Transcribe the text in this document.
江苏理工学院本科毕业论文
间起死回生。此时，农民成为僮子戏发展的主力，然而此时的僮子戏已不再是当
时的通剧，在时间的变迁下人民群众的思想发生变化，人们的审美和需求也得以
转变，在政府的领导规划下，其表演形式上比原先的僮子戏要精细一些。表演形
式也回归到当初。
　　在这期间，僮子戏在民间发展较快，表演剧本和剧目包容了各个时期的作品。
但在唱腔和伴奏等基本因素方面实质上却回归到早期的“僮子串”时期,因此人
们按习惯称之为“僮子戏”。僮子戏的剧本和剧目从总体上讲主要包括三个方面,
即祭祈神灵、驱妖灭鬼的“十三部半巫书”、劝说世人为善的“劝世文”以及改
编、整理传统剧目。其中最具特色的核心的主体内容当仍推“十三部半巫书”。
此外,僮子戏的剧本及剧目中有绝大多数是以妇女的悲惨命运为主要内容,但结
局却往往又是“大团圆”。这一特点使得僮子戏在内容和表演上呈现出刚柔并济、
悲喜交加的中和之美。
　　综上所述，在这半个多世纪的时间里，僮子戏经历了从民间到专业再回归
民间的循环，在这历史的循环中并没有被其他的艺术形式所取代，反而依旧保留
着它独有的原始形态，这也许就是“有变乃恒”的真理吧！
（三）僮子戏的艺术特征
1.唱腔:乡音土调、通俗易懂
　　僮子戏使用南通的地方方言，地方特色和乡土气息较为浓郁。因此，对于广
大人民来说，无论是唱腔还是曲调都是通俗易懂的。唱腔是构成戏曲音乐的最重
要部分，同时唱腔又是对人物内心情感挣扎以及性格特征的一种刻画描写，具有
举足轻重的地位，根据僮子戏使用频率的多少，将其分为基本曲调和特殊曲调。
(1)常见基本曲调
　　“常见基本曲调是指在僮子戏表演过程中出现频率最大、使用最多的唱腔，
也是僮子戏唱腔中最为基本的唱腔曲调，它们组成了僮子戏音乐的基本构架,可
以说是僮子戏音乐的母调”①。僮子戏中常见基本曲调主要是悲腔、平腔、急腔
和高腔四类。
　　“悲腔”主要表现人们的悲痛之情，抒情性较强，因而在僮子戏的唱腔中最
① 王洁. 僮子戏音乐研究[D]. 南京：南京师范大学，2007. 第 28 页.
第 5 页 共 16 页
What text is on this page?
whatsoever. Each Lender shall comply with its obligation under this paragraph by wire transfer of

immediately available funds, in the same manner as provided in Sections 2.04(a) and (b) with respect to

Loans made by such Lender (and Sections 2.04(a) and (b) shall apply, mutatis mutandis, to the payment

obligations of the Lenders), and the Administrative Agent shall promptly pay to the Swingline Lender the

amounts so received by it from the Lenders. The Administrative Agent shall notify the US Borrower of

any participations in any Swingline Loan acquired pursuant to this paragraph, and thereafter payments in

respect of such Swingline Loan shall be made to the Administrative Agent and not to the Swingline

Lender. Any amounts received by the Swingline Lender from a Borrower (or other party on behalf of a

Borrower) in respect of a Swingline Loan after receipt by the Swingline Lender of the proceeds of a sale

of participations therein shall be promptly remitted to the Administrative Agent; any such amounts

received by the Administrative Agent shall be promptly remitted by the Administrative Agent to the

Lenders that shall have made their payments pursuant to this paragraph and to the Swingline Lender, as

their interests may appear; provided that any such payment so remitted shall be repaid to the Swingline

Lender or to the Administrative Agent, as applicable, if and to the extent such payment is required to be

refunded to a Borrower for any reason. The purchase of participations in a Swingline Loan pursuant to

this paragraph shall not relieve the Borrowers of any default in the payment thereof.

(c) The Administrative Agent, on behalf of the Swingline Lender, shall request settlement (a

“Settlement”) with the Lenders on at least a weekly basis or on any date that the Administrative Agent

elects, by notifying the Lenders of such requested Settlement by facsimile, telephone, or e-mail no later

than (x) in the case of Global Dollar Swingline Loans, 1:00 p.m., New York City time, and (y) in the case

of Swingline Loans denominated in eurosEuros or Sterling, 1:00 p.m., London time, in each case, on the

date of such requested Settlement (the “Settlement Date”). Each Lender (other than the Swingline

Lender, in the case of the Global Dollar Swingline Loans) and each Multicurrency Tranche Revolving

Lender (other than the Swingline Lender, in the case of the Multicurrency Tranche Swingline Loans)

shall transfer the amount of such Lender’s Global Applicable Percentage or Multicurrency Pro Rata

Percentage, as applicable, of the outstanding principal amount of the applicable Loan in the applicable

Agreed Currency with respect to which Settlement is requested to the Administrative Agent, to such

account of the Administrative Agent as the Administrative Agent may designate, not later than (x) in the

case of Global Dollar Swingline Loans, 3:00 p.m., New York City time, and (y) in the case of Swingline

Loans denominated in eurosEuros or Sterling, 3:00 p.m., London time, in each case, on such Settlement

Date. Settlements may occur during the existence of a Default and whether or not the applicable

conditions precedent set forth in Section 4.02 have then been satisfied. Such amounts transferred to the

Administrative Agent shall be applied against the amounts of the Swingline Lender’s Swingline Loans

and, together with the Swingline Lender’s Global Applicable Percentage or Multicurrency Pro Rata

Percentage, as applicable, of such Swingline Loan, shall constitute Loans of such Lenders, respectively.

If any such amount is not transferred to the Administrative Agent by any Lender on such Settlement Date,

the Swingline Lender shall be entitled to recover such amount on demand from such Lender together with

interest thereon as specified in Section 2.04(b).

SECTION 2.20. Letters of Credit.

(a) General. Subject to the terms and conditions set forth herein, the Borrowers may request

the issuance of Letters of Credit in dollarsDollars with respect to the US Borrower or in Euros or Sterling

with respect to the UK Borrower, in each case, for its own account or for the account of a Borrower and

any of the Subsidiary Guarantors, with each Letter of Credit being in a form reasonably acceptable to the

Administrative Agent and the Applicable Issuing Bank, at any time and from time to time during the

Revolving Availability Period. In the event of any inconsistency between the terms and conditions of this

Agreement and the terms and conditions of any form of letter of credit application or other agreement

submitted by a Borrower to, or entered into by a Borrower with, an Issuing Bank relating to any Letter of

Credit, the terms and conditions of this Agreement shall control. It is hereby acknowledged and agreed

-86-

■ ■ ■

**The request:** Where a line contains "Borrowers", copy that line.

**Full response:**
this paragraph shall not relieve the Borrowers of any default in the payment thereof.
(a) General. Subject to the terms and conditions set forth herein, the Borrowers may request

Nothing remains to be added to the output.